--- Begin Data in this exercise ---

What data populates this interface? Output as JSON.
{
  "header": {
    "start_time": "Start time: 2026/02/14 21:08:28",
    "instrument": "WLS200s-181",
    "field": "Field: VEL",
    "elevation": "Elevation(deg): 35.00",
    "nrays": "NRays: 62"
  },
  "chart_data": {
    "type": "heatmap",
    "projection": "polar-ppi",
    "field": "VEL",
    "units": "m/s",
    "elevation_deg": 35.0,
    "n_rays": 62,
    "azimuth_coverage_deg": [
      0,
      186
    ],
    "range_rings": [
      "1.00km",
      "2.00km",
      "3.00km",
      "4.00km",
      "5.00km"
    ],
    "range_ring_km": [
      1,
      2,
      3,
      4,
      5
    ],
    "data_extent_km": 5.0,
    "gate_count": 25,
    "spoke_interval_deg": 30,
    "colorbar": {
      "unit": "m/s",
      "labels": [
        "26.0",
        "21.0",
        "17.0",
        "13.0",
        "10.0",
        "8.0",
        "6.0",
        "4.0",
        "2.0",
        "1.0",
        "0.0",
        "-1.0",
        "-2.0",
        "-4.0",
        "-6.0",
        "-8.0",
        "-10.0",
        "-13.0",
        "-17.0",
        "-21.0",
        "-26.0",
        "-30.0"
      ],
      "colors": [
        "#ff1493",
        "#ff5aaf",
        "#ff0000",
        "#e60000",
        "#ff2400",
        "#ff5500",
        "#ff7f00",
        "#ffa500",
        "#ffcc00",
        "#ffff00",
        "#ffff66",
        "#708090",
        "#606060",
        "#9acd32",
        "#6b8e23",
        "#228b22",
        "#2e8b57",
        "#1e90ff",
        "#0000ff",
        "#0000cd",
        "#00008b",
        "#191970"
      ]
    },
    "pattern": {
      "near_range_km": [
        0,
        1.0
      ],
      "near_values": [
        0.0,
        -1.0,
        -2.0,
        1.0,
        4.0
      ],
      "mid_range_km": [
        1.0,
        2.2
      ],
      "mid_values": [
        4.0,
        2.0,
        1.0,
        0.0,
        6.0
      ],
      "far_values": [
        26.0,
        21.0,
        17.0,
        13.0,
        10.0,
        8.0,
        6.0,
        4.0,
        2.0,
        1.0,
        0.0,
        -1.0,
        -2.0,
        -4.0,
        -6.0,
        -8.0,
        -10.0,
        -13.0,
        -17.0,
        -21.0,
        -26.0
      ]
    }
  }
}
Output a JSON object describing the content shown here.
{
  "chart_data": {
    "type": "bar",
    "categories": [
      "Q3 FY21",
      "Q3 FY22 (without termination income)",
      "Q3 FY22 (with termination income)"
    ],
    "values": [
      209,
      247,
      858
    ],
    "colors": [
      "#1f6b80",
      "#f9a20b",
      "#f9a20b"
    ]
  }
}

--- End Data in this exercise ---

The problem |
Write out every line of the entries that holds the word "termination".

Solution to this task |
      "Q3 FY22 (without termination income)",
      "Q3 FY22 (with termination income)"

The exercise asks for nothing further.